• **Task requirements**
Go through the lines below. Copy those with "графе".

• **Raw records**
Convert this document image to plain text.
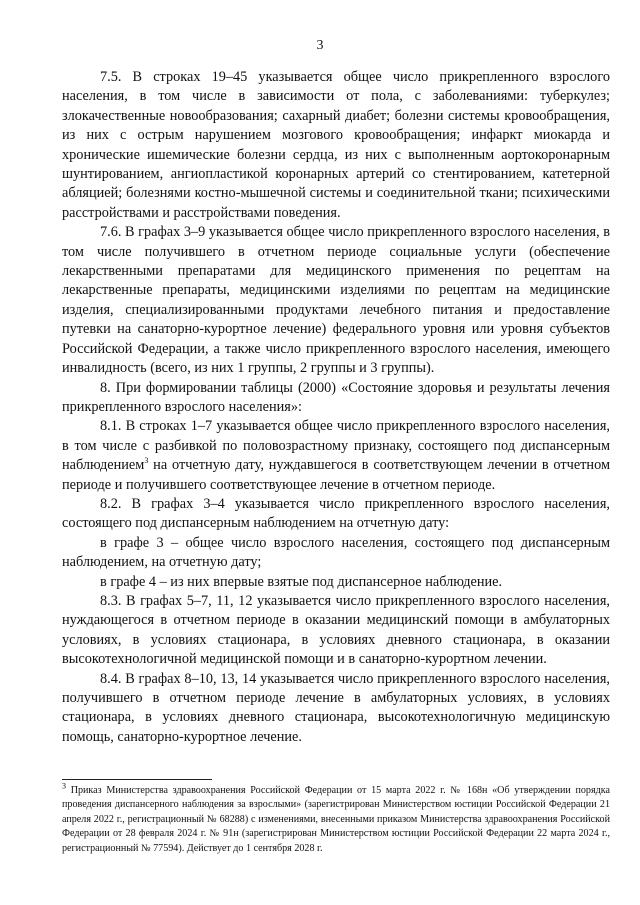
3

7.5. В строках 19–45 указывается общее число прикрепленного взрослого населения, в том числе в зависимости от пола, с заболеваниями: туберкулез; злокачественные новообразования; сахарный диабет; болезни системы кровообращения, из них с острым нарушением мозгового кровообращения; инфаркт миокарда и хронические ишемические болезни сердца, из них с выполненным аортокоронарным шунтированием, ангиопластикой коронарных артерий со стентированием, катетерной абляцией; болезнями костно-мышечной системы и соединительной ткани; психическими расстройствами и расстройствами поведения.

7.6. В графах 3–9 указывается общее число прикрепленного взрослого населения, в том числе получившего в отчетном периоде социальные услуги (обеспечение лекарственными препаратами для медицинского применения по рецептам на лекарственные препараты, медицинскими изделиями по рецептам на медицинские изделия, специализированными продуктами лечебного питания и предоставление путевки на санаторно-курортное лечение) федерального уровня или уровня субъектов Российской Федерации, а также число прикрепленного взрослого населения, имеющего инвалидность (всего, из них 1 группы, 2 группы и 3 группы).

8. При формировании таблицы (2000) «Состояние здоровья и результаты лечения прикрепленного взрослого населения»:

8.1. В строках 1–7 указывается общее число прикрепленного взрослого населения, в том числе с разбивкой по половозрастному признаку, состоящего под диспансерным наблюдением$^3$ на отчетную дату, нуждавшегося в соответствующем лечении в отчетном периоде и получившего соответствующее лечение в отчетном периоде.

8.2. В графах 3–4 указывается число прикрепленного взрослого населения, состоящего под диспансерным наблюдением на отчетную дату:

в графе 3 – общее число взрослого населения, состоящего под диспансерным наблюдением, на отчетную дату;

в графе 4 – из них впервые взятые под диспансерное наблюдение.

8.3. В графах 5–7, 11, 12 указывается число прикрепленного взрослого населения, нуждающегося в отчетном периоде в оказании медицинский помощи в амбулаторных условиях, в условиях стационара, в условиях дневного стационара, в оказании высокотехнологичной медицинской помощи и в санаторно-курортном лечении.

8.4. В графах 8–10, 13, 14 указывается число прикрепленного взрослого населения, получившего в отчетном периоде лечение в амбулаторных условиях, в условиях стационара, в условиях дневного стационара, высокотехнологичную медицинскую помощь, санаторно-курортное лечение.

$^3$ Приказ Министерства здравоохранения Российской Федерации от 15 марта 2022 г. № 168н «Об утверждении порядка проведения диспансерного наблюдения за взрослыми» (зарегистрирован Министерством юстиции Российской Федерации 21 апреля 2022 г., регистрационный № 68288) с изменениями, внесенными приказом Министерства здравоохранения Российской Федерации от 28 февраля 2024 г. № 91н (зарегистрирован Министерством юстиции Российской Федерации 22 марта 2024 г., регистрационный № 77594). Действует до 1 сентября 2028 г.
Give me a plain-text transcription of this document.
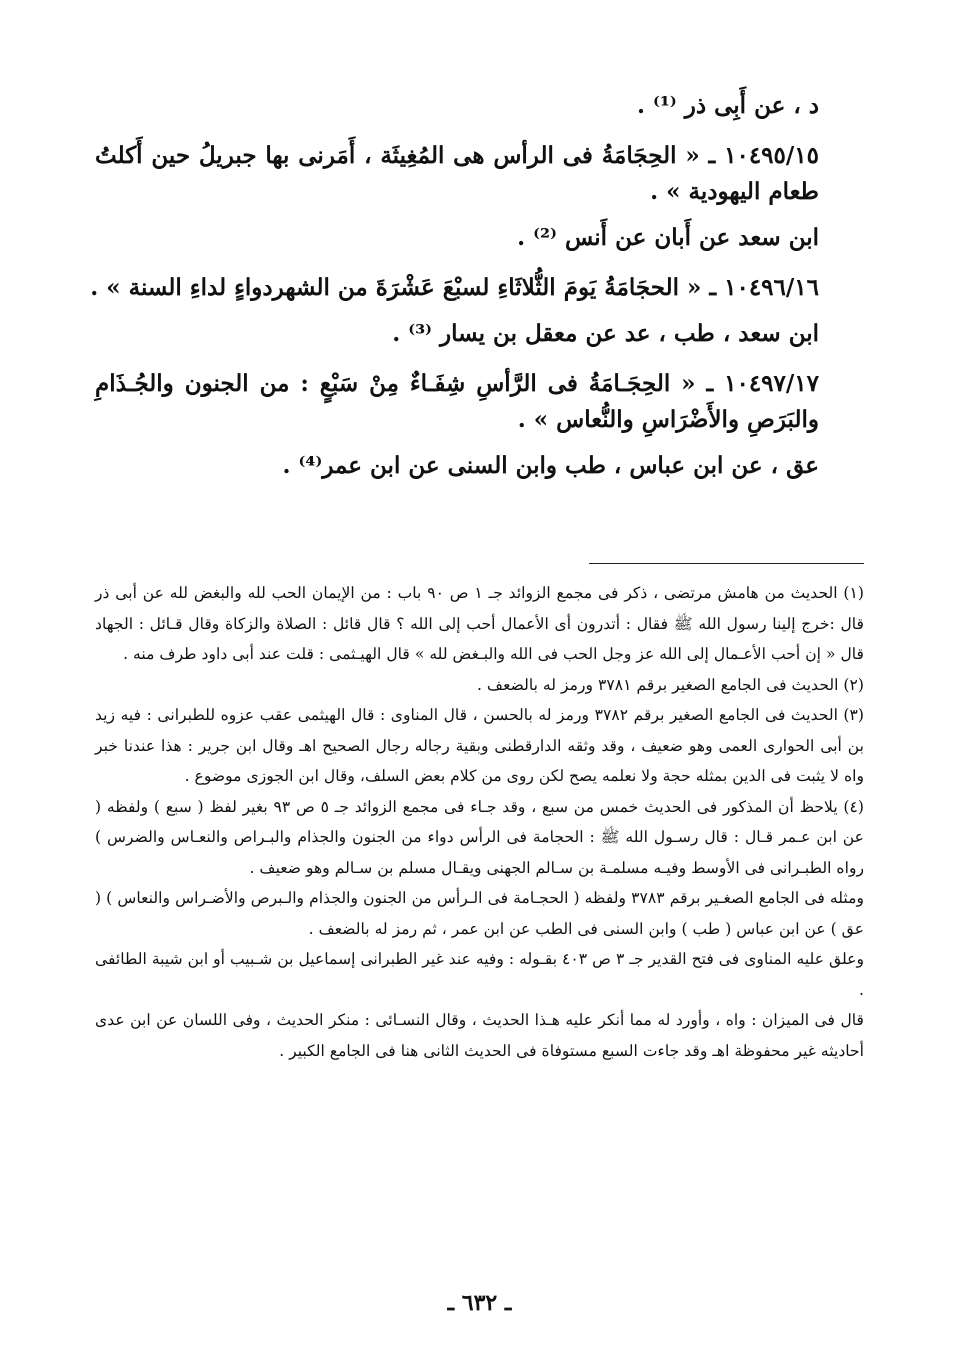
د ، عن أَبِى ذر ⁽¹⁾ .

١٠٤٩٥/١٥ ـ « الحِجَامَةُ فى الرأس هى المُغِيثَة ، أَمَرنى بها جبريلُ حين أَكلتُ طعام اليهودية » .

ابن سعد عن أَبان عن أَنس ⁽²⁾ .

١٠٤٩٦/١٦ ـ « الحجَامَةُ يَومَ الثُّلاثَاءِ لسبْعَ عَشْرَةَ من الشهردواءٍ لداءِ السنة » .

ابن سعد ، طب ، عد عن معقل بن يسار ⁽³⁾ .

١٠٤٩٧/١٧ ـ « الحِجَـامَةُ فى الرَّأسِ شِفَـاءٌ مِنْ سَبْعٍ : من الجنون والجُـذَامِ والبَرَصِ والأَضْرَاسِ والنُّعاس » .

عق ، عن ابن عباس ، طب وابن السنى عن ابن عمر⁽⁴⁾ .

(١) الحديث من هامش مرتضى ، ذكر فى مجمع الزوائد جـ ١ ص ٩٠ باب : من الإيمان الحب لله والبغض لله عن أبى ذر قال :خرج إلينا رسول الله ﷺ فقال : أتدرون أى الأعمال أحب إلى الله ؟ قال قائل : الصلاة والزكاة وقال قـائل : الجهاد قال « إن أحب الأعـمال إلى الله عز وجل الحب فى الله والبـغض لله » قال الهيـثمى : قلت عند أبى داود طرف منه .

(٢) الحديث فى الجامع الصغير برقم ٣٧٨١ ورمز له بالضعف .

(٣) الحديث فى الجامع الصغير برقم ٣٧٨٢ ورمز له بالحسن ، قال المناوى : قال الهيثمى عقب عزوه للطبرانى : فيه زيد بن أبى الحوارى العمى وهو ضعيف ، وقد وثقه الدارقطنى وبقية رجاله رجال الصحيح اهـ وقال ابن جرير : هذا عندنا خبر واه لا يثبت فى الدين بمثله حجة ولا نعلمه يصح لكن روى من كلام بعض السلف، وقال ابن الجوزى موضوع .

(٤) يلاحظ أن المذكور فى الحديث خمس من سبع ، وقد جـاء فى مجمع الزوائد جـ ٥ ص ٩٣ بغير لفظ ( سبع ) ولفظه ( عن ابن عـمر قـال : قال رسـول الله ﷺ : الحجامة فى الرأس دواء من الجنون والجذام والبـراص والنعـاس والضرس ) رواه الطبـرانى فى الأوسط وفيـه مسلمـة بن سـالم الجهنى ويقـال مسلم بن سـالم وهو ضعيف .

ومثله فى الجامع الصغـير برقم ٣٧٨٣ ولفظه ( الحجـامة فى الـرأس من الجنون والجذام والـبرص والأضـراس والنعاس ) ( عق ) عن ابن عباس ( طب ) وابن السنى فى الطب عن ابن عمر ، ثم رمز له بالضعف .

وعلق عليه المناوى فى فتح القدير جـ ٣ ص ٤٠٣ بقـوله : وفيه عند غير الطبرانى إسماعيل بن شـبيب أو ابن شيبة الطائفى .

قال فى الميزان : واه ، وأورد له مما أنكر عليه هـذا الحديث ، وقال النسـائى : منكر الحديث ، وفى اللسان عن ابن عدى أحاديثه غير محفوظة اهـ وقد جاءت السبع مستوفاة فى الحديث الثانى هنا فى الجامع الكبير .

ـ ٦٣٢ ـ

...

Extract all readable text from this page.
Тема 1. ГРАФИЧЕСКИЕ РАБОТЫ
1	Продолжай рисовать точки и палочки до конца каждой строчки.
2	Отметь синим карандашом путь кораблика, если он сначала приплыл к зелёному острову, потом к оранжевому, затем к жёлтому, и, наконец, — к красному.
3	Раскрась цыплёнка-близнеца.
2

• **Solution for this task**
в графе 3 – общее число взрослого населения, состоящего под диспансерным наблюдением, на отчетную дату;
в графе 4 – из них впервые взятые под диспансерное наблюдение.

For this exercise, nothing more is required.